| EXERCISE AIM |
Transcribe the records below exactly, leaving out any pictures.

| Records from a data source |
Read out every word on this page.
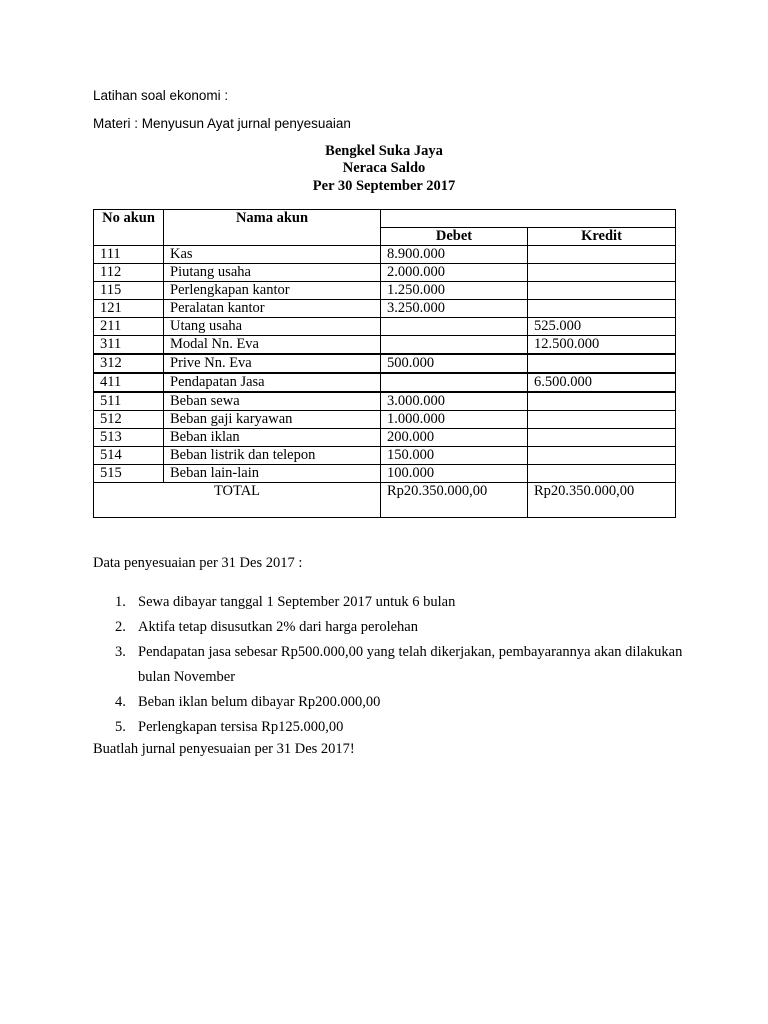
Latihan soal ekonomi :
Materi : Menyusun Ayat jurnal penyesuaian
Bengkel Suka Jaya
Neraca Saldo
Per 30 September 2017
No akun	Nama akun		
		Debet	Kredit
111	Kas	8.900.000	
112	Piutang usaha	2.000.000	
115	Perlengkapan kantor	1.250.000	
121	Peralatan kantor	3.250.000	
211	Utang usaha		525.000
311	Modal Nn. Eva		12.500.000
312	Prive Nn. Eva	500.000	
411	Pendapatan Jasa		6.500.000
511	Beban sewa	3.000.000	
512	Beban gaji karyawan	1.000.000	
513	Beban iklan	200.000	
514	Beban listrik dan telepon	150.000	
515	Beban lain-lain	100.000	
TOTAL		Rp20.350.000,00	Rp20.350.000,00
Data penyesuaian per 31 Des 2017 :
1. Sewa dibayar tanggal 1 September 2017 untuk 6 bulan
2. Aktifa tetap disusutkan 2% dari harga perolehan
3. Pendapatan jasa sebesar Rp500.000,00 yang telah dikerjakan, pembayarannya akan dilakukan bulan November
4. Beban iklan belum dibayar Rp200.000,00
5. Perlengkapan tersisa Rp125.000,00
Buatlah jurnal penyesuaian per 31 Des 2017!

| OUTPUT BELOW |
Read out every word on this page.
Latihan soal ekonomi :
Materi : Menyusun Ayat jurnal penyesuaian
Bengkel Suka Jaya
Neraca Saldo
Per 30 September 2017
No akun	Nama akun		
		Debet	Kredit
111	Kas	8.900.000	
112	Piutang usaha	2.000.000	
115	Perlengkapan kantor	1.250.000	
121	Peralatan kantor	3.250.000	
211	Utang usaha		525.000
311	Modal Nn. Eva		12.500.000
312	Prive Nn. Eva	500.000	
411	Pendapatan Jasa		6.500.000
511	Beban sewa	3.000.000	
512	Beban gaji karyawan	1.000.000	
513	Beban iklan	200.000	
514	Beban listrik dan telepon	150.000	
515	Beban lain-lain	100.000	
TOTAL		Rp20.350.000,00	Rp20.350.000,00
Data penyesuaian per 31 Des 2017 :
1. Sewa dibayar tanggal 1 September 2017 untuk 6 bulan
2. Aktifa tetap disusutkan 2% dari harga perolehan
3. Pendapatan jasa sebesar Rp500.000,00 yang telah dikerjakan, pembayarannya akan dilakukan bulan November
4. Beban iklan belum dibayar Rp200.000,00
5. Perlengkapan tersisa Rp125.000,00
Buatlah jurnal penyesuaian per 31 Des 2017!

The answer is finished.